━━━━━ Input records ━━━━━

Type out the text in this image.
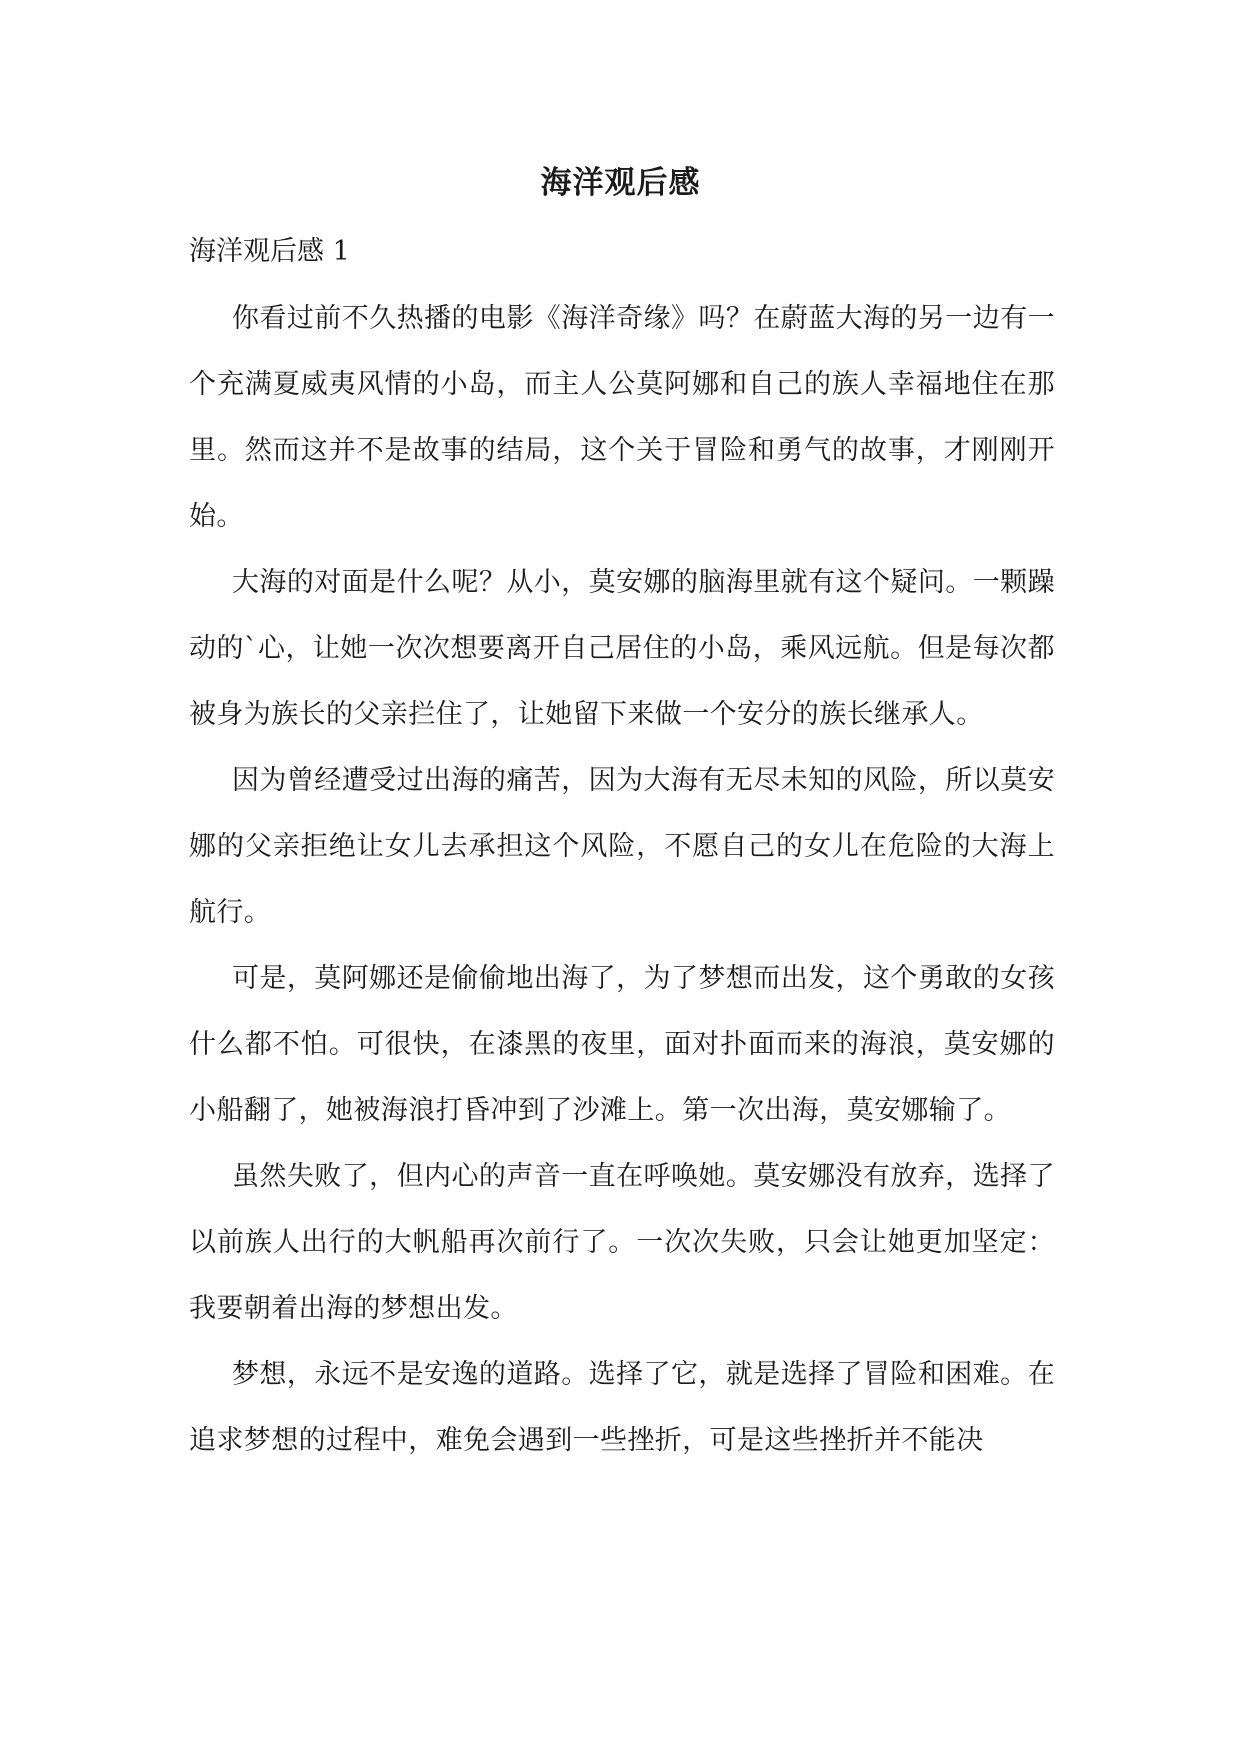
海洋观后感

海洋观后感 1

你看过前不久热播的电影《海洋奇缘》吗？在蔚蓝大海的另一边有一个充满夏威夷风情的小岛，而主人公莫阿娜和自己的族人幸福地住在那里。然而这并不是故事的结局，这个关于冒险和勇气的故事，才刚刚开始。

大海的对面是什么呢？从小，莫安娜的脑海里就有这个疑问。一颗躁动的`心，让她一次次想要离开自己居住的小岛，乘风远航。但是每次都被身为族长的父亲拦住了，让她留下来做一个安分的族长继承人。

因为曾经遭受过出海的痛苦，因为大海有无尽未知的风险，所以莫安娜的父亲拒绝让女儿去承担这个风险，不愿自己的女儿在危险的大海上航行。

可是，莫阿娜还是偷偷地出海了，为了梦想而出发，这个勇敢的女孩什么都不怕。可很快，在漆黑的夜里，面对扑面而来的海浪，莫安娜的小船翻了，她被海浪打昏冲到了沙滩上。第一次出海，莫安娜输了。

虽然失败了，但内心的声音一直在呼唤她。莫安娜没有放弃，选择了以前族人出行的大帆船再次前行了。一次次失败，只会让她更加坚定：我要朝着出海的梦想出发。

梦想，永远不是安逸的道路。选择了它，就是选择了冒险和困难。在追求梦想的过程中，难免会遇到一些挫折，可是这些挫折并不能决
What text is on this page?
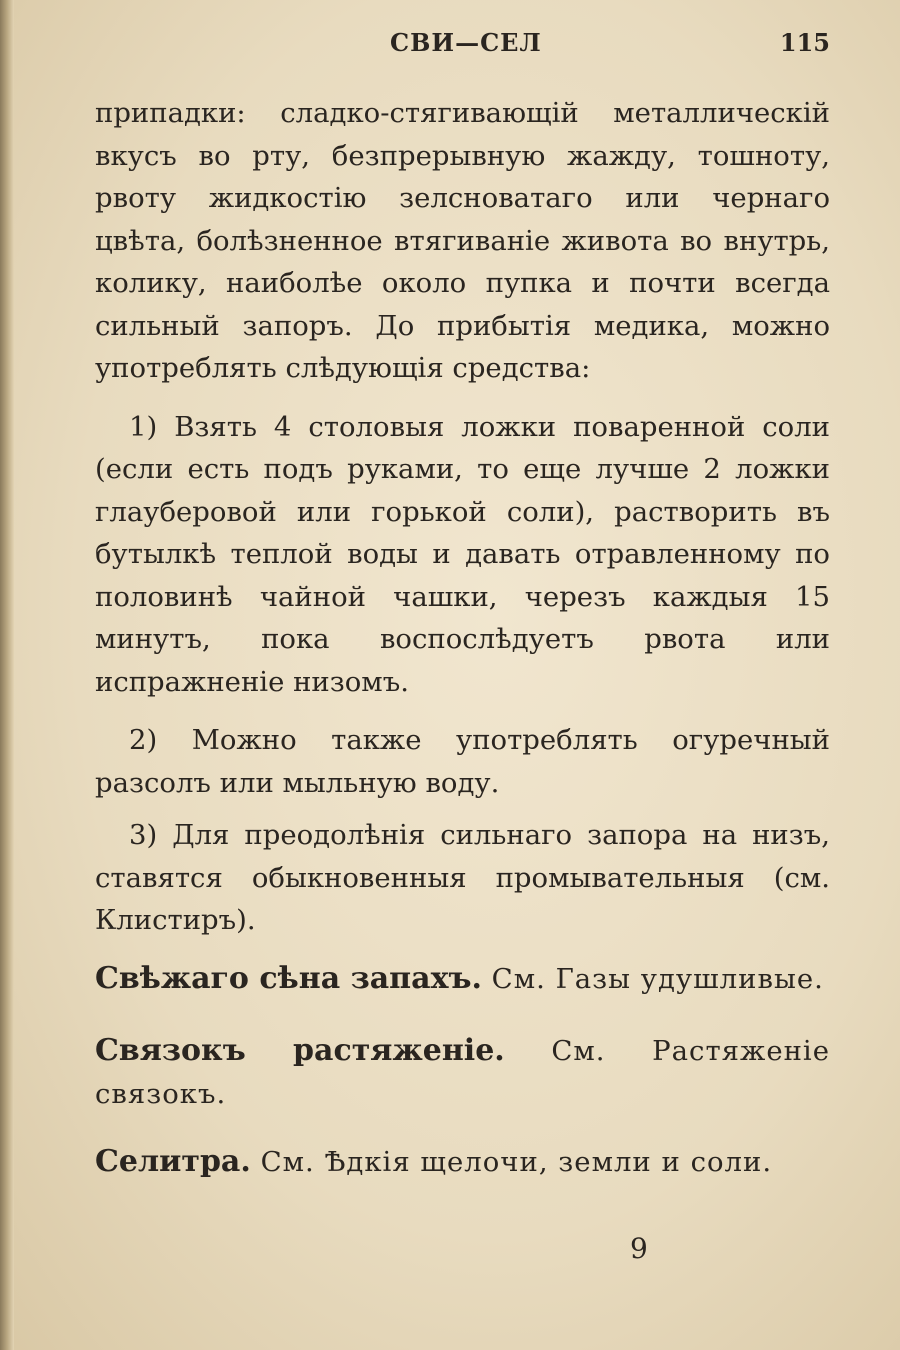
СВИ—СЕЛ	115

припадки: сладко-стягивающій металлическій вкусъ во рту, безпрерывную жажду, тошноту, рвоту жидкостію зелсноватаго или чернаго цвѣта, болѣзненное втягиваніе живота во внутрь, колику, наиболѣе около пупка и почти всегда сильный запоръ. До прибытія медика, можно употреблять слѣдующія средства:

1) Взять 4 столовыя ложки поваренной соли (если есть подъ руками, то еще лучше 2 ложки глауберовой или горькой соли), растворить въ бутылкѣ теплой воды и давать отравленному по половинѣ чайной чашки, черезъ каждыя 15 минутъ, пока воспослѣдуетъ рвота или испражненіе низомъ.

2) Можно также употреблять огуречный разсолъ или мыльную воду.

3) Для преодолѣнія сильнаго запора на низъ, ставятся обыкновенныя промывательныя (см. Клистиръ).

Свѣжаго сѣна запахъ. См. Газы удушливые.

Связокъ растяженіе. См. Растяженіе связокъ.

Селитра. См. Ѣдкія щелочи, земли и соли.

9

━━━━━

Goal of the exercise:
Excluding the pictures, restate the records above word for word.

Exercise result:
Type out the text in this image.
海洋观后感

海洋观后感 1

你看过前不久热播的电影《海洋奇缘》吗？在蔚蓝大海的另一边有一个充满夏威夷风情的小岛，而主人公莫阿娜和自己的族人幸福地住在那里。然而这并不是故事的结局，这个关于冒险和勇气的故事，才刚刚开始。

大海的对面是什么呢？从小，莫安娜的脑海里就有这个疑问。一颗躁动的`心，让她一次次想要离开自己居住的小岛，乘风远航。但是每次都被身为族长的父亲拦住了，让她留下来做一个安分的族长继承人。

因为曾经遭受过出海的痛苦，因为大海有无尽未知的风险，所以莫安娜的父亲拒绝让女儿去承担这个风险，不愿自己的女儿在危险的大海上航行。

可是，莫阿娜还是偷偷地出海了，为了梦想而出发，这个勇敢的女孩什么都不怕。可很快，在漆黑的夜里，面对扑面而来的海浪，莫安娜的小船翻了，她被海浪打昏冲到了沙滩上。第一次出海，莫安娜输了。

虽然失败了，但内心的声音一直在呼唤她。莫安娜没有放弃，选择了以前族人出行的大帆船再次前行了。一次次失败，只会让她更加坚定：我要朝着出海的梦想出发。

梦想，永远不是安逸的道路。选择了它，就是选择了冒险和困难。在追求梦想的过程中，难免会遇到一些挫折，可是这些挫折并不能决
What text is on this page?
СВИ—СЕЛ	115

припадки: сладко-стягивающій металлическій вкусъ во рту, безпрерывную жажду, тошноту, рвоту жидкостію зелсноватаго или чернаго цвѣта, болѣзненное втягиваніе живота во внутрь, колику, наиболѣе около пупка и почти всегда сильный запоръ. До прибытія медика, можно употреблять слѣдующія средства:

1) Взять 4 столовыя ложки поваренной соли (если есть подъ руками, то еще лучше 2 ложки глауберовой или горькой соли), растворить въ бутылкѣ теплой воды и давать отравленному по половинѣ чайной чашки, черезъ каждыя 15 минутъ, пока воспослѣдуетъ рвота или испражненіе низомъ.

2) Можно также употреблять огуречный разсолъ или мыльную воду.

3) Для преодолѣнія сильнаго запора на низъ, ставятся обыкновенныя промывательныя (см. Клистиръ).

Свѣжаго сѣна запахъ. См. Газы удушливые.

Связокъ растяженіе. См. Растяженіе связокъ.

Селитра. См. Ѣдкія щелочи, земли и соли.

9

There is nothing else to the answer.